- SHORT TASK: Find every line of the material below that contains the string "slider" and copy each of those lines in full. Treat uppercase and lowercase letters as different.

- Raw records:
»»

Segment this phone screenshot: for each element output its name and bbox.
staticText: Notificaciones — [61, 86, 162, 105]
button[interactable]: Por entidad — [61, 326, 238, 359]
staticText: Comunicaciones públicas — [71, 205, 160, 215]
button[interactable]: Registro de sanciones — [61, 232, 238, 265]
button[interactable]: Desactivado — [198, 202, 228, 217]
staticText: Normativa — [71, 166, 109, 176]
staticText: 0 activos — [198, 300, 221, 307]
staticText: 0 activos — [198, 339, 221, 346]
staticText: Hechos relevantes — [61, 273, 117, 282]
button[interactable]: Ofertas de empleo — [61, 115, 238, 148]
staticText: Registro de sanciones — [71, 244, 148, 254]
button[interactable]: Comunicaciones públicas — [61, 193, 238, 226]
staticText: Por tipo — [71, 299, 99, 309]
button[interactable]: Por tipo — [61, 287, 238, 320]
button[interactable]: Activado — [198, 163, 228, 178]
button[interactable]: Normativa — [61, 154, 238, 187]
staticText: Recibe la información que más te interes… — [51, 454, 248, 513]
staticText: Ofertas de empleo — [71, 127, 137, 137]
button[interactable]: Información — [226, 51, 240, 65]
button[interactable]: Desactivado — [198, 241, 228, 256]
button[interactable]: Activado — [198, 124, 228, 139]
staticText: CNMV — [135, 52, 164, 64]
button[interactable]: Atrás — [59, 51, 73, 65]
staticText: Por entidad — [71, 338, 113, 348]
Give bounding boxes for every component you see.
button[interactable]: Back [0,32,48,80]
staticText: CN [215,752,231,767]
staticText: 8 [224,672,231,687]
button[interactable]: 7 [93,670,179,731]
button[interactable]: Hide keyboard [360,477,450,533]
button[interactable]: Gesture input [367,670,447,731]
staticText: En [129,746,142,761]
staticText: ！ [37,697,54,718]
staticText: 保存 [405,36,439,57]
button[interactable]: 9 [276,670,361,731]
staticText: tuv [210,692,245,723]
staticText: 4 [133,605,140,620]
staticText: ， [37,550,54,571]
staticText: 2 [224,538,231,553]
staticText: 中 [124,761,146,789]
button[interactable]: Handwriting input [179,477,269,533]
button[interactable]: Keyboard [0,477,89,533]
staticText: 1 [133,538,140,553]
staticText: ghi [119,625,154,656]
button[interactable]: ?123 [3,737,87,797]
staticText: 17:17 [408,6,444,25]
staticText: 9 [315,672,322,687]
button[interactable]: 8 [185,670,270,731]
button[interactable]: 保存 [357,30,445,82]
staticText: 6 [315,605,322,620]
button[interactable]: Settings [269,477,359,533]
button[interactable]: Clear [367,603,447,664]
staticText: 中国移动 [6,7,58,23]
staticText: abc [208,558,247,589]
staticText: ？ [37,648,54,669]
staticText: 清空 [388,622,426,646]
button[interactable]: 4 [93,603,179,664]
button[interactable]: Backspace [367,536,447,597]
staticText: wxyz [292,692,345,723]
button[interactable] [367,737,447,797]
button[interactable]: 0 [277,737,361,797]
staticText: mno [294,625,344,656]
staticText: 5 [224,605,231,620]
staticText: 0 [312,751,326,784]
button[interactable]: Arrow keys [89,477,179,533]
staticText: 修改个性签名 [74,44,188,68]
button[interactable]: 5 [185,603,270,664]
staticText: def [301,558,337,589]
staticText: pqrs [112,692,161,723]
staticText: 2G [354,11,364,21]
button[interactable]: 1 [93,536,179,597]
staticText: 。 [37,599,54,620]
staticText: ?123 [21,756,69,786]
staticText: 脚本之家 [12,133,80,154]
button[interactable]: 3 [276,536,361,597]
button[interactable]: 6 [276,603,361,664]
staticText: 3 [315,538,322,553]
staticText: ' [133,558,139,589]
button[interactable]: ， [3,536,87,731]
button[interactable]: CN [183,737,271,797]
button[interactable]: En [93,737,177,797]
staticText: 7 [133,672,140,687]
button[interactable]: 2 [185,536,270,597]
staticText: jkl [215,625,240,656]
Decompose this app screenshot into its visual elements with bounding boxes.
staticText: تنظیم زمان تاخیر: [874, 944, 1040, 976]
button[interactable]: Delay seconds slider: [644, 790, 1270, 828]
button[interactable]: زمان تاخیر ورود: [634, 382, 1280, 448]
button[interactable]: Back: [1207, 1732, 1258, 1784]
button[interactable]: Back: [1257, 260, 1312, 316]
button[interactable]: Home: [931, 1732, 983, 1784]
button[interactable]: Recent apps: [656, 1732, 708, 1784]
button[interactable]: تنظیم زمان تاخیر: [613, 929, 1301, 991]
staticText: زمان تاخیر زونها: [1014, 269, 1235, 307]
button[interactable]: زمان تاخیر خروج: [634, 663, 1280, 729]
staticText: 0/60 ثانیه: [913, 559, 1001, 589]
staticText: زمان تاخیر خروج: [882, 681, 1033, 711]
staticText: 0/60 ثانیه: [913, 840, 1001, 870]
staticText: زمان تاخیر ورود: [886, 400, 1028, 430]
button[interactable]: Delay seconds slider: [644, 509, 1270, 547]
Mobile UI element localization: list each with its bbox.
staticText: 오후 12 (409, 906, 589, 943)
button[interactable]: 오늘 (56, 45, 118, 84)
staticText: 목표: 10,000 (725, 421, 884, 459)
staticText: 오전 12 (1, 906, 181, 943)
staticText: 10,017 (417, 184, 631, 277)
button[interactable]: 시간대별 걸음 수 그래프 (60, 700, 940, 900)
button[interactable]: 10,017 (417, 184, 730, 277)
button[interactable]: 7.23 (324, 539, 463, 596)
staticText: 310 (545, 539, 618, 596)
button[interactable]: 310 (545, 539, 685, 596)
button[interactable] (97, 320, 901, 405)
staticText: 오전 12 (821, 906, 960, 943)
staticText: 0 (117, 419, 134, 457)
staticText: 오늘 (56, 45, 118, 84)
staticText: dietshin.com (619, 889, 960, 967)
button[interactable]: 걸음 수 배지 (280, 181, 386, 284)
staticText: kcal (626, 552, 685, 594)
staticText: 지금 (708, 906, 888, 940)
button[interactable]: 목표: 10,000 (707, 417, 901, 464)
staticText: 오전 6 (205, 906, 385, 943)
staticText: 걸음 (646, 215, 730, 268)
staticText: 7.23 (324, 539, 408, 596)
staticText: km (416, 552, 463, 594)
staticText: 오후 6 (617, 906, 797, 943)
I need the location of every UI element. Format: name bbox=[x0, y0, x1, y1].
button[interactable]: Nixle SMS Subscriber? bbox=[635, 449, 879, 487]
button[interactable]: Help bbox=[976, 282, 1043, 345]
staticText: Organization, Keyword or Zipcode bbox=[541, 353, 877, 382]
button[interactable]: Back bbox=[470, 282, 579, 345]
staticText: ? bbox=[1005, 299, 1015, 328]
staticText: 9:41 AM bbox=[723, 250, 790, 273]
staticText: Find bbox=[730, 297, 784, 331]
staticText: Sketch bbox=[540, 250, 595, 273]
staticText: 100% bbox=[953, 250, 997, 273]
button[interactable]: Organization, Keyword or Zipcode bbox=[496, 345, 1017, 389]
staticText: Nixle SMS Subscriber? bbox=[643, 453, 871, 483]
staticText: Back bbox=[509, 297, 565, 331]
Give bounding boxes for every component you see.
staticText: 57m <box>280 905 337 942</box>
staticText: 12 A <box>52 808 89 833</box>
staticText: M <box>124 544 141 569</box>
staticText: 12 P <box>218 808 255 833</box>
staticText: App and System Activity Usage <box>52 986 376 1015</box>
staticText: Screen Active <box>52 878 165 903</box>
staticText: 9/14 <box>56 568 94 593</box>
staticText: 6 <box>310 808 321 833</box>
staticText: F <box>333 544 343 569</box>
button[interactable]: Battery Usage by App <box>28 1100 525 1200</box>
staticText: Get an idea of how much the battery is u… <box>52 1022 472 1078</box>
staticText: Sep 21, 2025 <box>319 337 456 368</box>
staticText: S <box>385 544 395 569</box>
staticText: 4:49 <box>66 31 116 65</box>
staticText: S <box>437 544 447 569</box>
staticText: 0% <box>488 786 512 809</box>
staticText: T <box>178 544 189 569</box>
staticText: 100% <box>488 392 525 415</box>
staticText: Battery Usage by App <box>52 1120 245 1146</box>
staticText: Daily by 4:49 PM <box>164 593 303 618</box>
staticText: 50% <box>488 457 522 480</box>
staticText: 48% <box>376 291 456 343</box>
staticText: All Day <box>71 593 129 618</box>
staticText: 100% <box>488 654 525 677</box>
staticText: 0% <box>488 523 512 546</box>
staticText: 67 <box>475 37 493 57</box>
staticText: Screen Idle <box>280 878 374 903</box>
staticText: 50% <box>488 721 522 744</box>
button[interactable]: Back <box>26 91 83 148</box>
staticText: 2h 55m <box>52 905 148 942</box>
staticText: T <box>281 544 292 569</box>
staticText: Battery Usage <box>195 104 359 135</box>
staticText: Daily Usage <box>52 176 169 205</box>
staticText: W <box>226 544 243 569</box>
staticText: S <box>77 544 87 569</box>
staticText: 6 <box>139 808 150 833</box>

««

- EXERCISE ANSWER:
button[interactable]: Delay seconds slider: [644, 790, 1270, 828]
button[interactable]: Delay seconds slider: [644, 509, 1270, 547]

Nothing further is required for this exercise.